▸ Task statement
Could you print all the entries exactly?

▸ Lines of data
----

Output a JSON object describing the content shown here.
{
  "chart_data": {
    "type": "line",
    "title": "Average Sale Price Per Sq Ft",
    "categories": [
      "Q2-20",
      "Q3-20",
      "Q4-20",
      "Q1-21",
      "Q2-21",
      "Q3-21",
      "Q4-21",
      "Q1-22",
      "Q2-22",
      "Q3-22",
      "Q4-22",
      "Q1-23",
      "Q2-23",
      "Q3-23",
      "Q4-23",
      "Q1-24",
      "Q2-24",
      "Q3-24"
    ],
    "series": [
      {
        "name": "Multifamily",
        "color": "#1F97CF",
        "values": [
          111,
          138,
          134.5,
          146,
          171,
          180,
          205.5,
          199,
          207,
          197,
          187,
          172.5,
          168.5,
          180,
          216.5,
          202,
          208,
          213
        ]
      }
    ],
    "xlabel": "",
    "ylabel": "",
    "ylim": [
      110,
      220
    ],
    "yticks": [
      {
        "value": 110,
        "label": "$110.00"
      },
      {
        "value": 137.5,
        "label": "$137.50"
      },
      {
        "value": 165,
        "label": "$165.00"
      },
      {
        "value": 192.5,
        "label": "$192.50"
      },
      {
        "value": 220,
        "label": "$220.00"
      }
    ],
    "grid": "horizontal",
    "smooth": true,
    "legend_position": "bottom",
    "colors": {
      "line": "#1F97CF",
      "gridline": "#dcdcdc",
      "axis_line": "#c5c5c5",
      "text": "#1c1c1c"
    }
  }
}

----

▸ The solution
Output a JSON object describing the content shown here.
{
  "chart_data": {
    "type": "line",
    "title": "Average Sale Price Per Sq Ft",
    "categories": [
      "Q2-20",
      "Q3-20",
      "Q4-20",
      "Q1-21",
      "Q2-21",
      "Q3-21",
      "Q4-21",
      "Q1-22",
      "Q2-22",
      "Q3-22",
      "Q4-22",
      "Q1-23",
      "Q2-23",
      "Q3-23",
      "Q4-23",
      "Q1-24",
      "Q2-24",
      "Q3-24"
    ],
    "series": [
      {
        "name": "Multifamily",
        "color": "#1F97CF",
        "values": [
          111,
          138,
          134.5,
          146,
          171,
          180,
          205.5,
          199,
          207,
          197,
          187,
          172.5,
          168.5,
          180,
          216.5,
          202,
          208,
          213
        ]
      }
    ],
    "xlabel": "",
    "ylabel": "",
    "ylim": [
      110,
      220
    ],
    "yticks": [
      {
        "value": 110,
        "label": "$110.00"
      },
      {
        "value": 137.5,
        "label": "$137.50"
      },
      {
        "value": 165,
        "label": "$165.00"
      },
      {
        "value": 192.5,
        "label": "$192.50"
      },
      {
        "value": 220,
        "label": "$220.00"
      }
    ],
    "grid": "horizontal",
    "smooth": true,
    "legend_position": "bottom",
    "colors": {
      "line": "#1F97CF",
      "gridline": "#dcdcdc",
      "axis_line": "#c5c5c5",
      "text": "#1c1c1c"
    }
  }
}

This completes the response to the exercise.